Restate the listing below word for word, omitting any images.

☆ ☆ ☆ ☆ ☆

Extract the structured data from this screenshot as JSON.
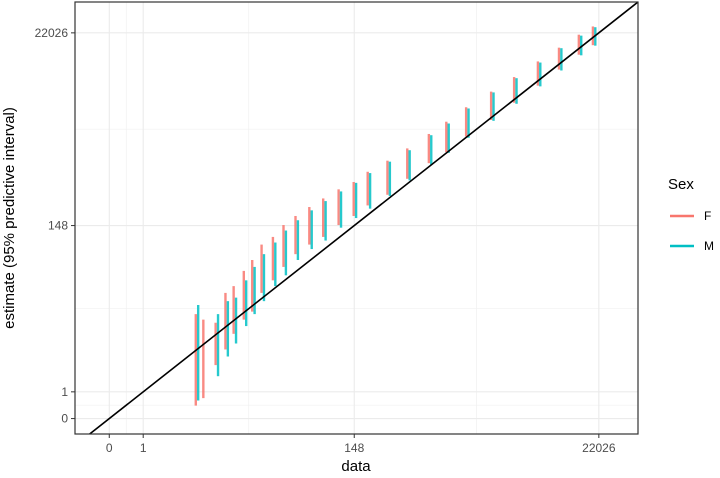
{
  "chart_data": {
    "type": "scatter",
    "xlabel": "data",
    "ylabel": "estimate (95% predictive interval)",
    "x_scale": "log(x+1)",
    "y_scale": "log(y+1)",
    "xlim_log": [
      -0.7,
      10.8
    ],
    "ylim_log": [
      -0.4,
      10.8
    ],
    "x_ticks": [
      {
        "label": "0",
        "value": 0
      },
      {
        "label": "1",
        "value": 1
      },
      {
        "label": "148",
        "value": 148
      },
      {
        "label": "22026",
        "value": 22026
      }
    ],
    "y_ticks": [
      {
        "label": "0",
        "value": 0
      },
      {
        "label": "1",
        "value": 1
      },
      {
        "label": "148",
        "value": 148
      },
      {
        "label": "22026",
        "value": 22026
      }
    ],
    "grid": true,
    "reference_line": "y = x",
    "legend": {
      "title": "Sex",
      "position": "right",
      "entries": [
        {
          "label": "F",
          "color": "#F8766D"
        },
        {
          "label": "M",
          "color": "#00BFC4"
        }
      ]
    },
    "series": [
      {
        "name": "F",
        "color": "#F8766D",
        "intervals": [
          {
            "x": 5,
            "lo": 0.4,
            "hi": 14
          },
          {
            "x": 6,
            "lo": 0.7,
            "hi": 12
          },
          {
            "x": 8,
            "lo": 3,
            "hi": 11
          },
          {
            "x": 10,
            "lo": 5,
            "hi": 25
          },
          {
            "x": 12,
            "lo": 8,
            "hi": 30
          },
          {
            "x": 15,
            "lo": 12,
            "hi": 45
          },
          {
            "x": 18,
            "lo": 15,
            "hi": 60
          },
          {
            "x": 22,
            "lo": 25,
            "hi": 90
          },
          {
            "x": 28,
            "lo": 35,
            "hi": 110
          },
          {
            "x": 35,
            "lo": 50,
            "hi": 150
          },
          {
            "x": 45,
            "lo": 70,
            "hi": 190
          },
          {
            "x": 60,
            "lo": 90,
            "hi": 240
          },
          {
            "x": 80,
            "lo": 110,
            "hi": 300
          },
          {
            "x": 110,
            "lo": 150,
            "hi": 380
          },
          {
            "x": 150,
            "lo": 190,
            "hi": 460
          },
          {
            "x": 200,
            "lo": 250,
            "hi": 600
          },
          {
            "x": 300,
            "lo": 330,
            "hi": 800
          },
          {
            "x": 450,
            "lo": 500,
            "hi": 1100
          },
          {
            "x": 700,
            "lo": 750,
            "hi": 1600
          },
          {
            "x": 1000,
            "lo": 1000,
            "hi": 2200
          },
          {
            "x": 1500,
            "lo": 1500,
            "hi": 3200
          },
          {
            "x": 2500,
            "lo": 2300,
            "hi": 4800
          },
          {
            "x": 4000,
            "lo": 3600,
            "hi": 7000
          },
          {
            "x": 6500,
            "lo": 5600,
            "hi": 10500
          },
          {
            "x": 10000,
            "lo": 8500,
            "hi": 15000
          },
          {
            "x": 15000,
            "lo": 12500,
            "hi": 21000
          },
          {
            "x": 20000,
            "lo": 16000,
            "hi": 26000
          }
        ]
      },
      {
        "name": "M",
        "color": "#00BFC4",
        "intervals": [
          {
            "x": 5,
            "lo": 0.6,
            "hi": 18
          },
          {
            "x": 8,
            "lo": 2,
            "hi": 14
          },
          {
            "x": 10,
            "lo": 4,
            "hi": 20
          },
          {
            "x": 12,
            "lo": 6,
            "hi": 22
          },
          {
            "x": 15,
            "lo": 10,
            "hi": 35
          },
          {
            "x": 18,
            "lo": 14,
            "hi": 50
          },
          {
            "x": 22,
            "lo": 20,
            "hi": 70
          },
          {
            "x": 28,
            "lo": 30,
            "hi": 95
          },
          {
            "x": 35,
            "lo": 40,
            "hi": 130
          },
          {
            "x": 45,
            "lo": 60,
            "hi": 170
          },
          {
            "x": 60,
            "lo": 80,
            "hi": 220
          },
          {
            "x": 80,
            "lo": 100,
            "hi": 280
          },
          {
            "x": 110,
            "lo": 140,
            "hi": 360
          },
          {
            "x": 150,
            "lo": 180,
            "hi": 450
          },
          {
            "x": 200,
            "lo": 230,
            "hi": 580
          },
          {
            "x": 300,
            "lo": 320,
            "hi": 780
          },
          {
            "x": 450,
            "lo": 480,
            "hi": 1050
          },
          {
            "x": 700,
            "lo": 720,
            "hi": 1550
          },
          {
            "x": 1000,
            "lo": 980,
            "hi": 2100
          },
          {
            "x": 1500,
            "lo": 1450,
            "hi": 3100
          },
          {
            "x": 2500,
            "lo": 2250,
            "hi": 4700
          },
          {
            "x": 4000,
            "lo": 3500,
            "hi": 6800
          },
          {
            "x": 6500,
            "lo": 5500,
            "hi": 10200
          },
          {
            "x": 10000,
            "lo": 8300,
            "hi": 14800
          },
          {
            "x": 15000,
            "lo": 12300,
            "hi": 20500
          },
          {
            "x": 20000,
            "lo": 15800,
            "hi": 25500
          }
        ]
      }
    ]
  }
}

☆ ☆ ☆ ☆ ☆

**Solution to this task**
Extract the structured data from this screenshot as JSON.
{
  "chart_data": {
    "type": "scatter",
    "xlabel": "data",
    "ylabel": "estimate (95% predictive interval)",
    "x_scale": "log(x+1)",
    "y_scale": "log(y+1)",
    "xlim_log": [
      -0.7,
      10.8
    ],
    "ylim_log": [
      -0.4,
      10.8
    ],
    "x_ticks": [
      {
        "label": "0",
        "value": 0
      },
      {
        "label": "1",
        "value": 1
      },
      {
        "label": "148",
        "value": 148
      },
      {
        "label": "22026",
        "value": 22026
      }
    ],
    "y_ticks": [
      {
        "label": "0",
        "value": 0
      },
      {
        "label": "1",
        "value": 1
      },
      {
        "label": "148",
        "value": 148
      },
      {
        "label": "22026",
        "value": 22026
      }
    ],
    "grid": true,
    "reference_line": "y = x",
    "legend": {
      "title": "Sex",
      "position": "right",
      "entries": [
        {
          "label": "F",
          "color": "#F8766D"
        },
        {
          "label": "M",
          "color": "#00BFC4"
        }
      ]
    },
    "series": [
      {
        "name": "F",
        "color": "#F8766D",
        "intervals": [
          {
            "x": 5,
            "lo": 0.4,
            "hi": 14
          },
          {
            "x": 6,
            "lo": 0.7,
            "hi": 12
          },
          {
            "x": 8,
            "lo": 3,
            "hi": 11
          },
          {
            "x": 10,
            "lo": 5,
            "hi": 25
          },
          {
            "x": 12,
            "lo": 8,
            "hi": 30
          },
          {
            "x": 15,
            "lo": 12,
            "hi": 45
          },
          {
            "x": 18,
            "lo": 15,
            "hi": 60
          },
          {
            "x": 22,
            "lo": 25,
            "hi": 90
          },
          {
            "x": 28,
            "lo": 35,
            "hi": 110
          },
          {
            "x": 35,
            "lo": 50,
            "hi": 150
          },
          {
            "x": 45,
            "lo": 70,
            "hi": 190
          },
          {
            "x": 60,
            "lo": 90,
            "hi": 240
          },
          {
            "x": 80,
            "lo": 110,
            "hi": 300
          },
          {
            "x": 110,
            "lo": 150,
            "hi": 380
          },
          {
            "x": 150,
            "lo": 190,
            "hi": 460
          },
          {
            "x": 200,
            "lo": 250,
            "hi": 600
          },
          {
            "x": 300,
            "lo": 330,
            "hi": 800
          },
          {
            "x": 450,
            "lo": 500,
            "hi": 1100
          },
          {
            "x": 700,
            "lo": 750,
            "hi": 1600
          },
          {
            "x": 1000,
            "lo": 1000,
            "hi": 2200
          },
          {
            "x": 1500,
            "lo": 1500,
            "hi": 3200
          },
          {
            "x": 2500,
            "lo": 2300,
            "hi": 4800
          },
          {
            "x": 4000,
            "lo": 3600,
            "hi": 7000
          },
          {
            "x": 6500,
            "lo": 5600,
            "hi": 10500
          },
          {
            "x": 10000,
            "lo": 8500,
            "hi": 15000
          },
          {
            "x": 15000,
            "lo": 12500,
            "hi": 21000
          },
          {
            "x": 20000,
            "lo": 16000,
            "hi": 26000
          }
        ]
      },
      {
        "name": "M",
        "color": "#00BFC4",
        "intervals": [
          {
            "x": 5,
            "lo": 0.6,
            "hi": 18
          },
          {
            "x": 8,
            "lo": 2,
            "hi": 14
          },
          {
            "x": 10,
            "lo": 4,
            "hi": 20
          },
          {
            "x": 12,
            "lo": 6,
            "hi": 22
          },
          {
            "x": 15,
            "lo": 10,
            "hi": 35
          },
          {
            "x": 18,
            "lo": 14,
            "hi": 50
          },
          {
            "x": 22,
            "lo": 20,
            "hi": 70
          },
          {
            "x": 28,
            "lo": 30,
            "hi": 95
          },
          {
            "x": 35,
            "lo": 40,
            "hi": 130
          },
          {
            "x": 45,
            "lo": 60,
            "hi": 170
          },
          {
            "x": 60,
            "lo": 80,
            "hi": 220
          },
          {
            "x": 80,
            "lo": 100,
            "hi": 280
          },
          {
            "x": 110,
            "lo": 140,
            "hi": 360
          },
          {
            "x": 150,
            "lo": 180,
            "hi": 450
          },
          {
            "x": 200,
            "lo": 230,
            "hi": 580
          },
          {
            "x": 300,
            "lo": 320,
            "hi": 780
          },
          {
            "x": 450,
            "lo": 480,
            "hi": 1050
          },
          {
            "x": 700,
            "lo": 720,
            "hi": 1550
          },
          {
            "x": 1000,
            "lo": 980,
            "hi": 2100
          },
          {
            "x": 1500,
            "lo": 1450,
            "hi": 3100
          },
          {
            "x": 2500,
            "lo": 2250,
            "hi": 4700
          },
          {
            "x": 4000,
            "lo": 3500,
            "hi": 6800
          },
          {
            "x": 6500,
            "lo": 5500,
            "hi": 10200
          },
          {
            "x": 10000,
            "lo": 8300,
            "hi": 14800
          },
          {
            "x": 15000,
            "lo": 12300,
            "hi": 20500
          },
          {
            "x": 20000,
            "lo": 15800,
            "hi": 25500
          }
        ]
      }
    ]
  }
}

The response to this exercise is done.